**TASK BRIEF**: Gather, from the listing beneath this task, every line holding the string "Protons".

* Begin *

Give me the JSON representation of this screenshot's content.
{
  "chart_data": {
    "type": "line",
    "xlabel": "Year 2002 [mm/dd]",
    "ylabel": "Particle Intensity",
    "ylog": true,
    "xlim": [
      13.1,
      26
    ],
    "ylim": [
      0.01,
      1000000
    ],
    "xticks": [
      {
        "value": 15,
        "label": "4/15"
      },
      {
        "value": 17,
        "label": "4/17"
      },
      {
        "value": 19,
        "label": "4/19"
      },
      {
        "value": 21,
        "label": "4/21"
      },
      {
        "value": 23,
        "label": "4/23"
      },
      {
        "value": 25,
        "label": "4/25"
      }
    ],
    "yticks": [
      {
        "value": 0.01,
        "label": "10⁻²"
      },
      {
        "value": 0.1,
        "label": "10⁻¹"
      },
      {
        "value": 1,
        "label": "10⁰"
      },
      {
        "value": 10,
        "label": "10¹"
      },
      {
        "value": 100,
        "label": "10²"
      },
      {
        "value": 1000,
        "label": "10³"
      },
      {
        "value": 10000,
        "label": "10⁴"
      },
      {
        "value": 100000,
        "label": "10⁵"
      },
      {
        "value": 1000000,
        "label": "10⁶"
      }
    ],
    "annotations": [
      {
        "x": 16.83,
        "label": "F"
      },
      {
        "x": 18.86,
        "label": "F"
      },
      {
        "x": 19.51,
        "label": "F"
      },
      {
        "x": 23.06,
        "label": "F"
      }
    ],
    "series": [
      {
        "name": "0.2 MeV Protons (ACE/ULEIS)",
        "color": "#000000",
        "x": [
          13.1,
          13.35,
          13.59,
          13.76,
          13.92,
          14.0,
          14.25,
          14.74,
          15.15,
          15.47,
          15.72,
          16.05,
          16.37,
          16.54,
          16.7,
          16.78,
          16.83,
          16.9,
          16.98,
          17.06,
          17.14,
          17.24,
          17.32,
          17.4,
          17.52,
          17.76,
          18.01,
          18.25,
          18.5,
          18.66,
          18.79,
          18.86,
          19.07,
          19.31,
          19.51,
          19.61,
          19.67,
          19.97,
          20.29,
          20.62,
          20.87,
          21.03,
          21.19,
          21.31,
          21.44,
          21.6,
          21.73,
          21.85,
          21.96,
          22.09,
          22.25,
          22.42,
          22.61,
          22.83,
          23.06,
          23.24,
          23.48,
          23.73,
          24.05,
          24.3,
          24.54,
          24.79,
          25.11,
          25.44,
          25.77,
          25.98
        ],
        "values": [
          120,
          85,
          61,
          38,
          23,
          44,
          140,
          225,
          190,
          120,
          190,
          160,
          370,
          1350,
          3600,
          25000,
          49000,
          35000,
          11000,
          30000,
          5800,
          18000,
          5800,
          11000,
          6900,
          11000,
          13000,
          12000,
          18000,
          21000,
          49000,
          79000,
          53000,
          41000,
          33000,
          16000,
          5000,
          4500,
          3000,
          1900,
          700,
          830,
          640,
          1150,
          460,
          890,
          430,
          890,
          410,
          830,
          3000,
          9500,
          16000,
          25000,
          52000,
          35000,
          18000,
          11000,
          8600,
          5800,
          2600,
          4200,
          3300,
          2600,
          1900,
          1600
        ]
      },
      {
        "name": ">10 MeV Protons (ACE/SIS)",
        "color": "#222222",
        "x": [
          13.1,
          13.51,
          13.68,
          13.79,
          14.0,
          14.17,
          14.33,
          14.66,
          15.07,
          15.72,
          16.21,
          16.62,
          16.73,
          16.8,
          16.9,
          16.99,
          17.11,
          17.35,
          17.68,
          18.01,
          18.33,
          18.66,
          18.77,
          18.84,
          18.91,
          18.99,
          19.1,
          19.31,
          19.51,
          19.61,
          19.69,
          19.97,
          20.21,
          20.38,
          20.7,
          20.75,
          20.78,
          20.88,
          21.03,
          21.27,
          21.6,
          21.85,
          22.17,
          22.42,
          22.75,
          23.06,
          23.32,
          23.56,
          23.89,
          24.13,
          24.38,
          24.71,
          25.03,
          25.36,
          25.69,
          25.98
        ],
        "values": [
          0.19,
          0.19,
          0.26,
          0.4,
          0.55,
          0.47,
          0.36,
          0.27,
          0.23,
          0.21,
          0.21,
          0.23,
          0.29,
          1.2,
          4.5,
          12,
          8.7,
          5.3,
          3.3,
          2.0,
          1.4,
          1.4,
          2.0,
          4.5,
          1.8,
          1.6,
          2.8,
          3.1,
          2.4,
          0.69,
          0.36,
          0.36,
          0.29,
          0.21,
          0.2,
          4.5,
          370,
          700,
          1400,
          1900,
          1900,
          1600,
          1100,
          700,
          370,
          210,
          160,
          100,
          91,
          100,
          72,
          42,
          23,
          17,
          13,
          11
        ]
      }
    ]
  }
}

* End *

**ANSWER TO THIS TASK**:
        "name": "0.2 MeV Protons (ACE/ULEIS)",
        "name": ">10 MeV Protons (ACE/SIS)",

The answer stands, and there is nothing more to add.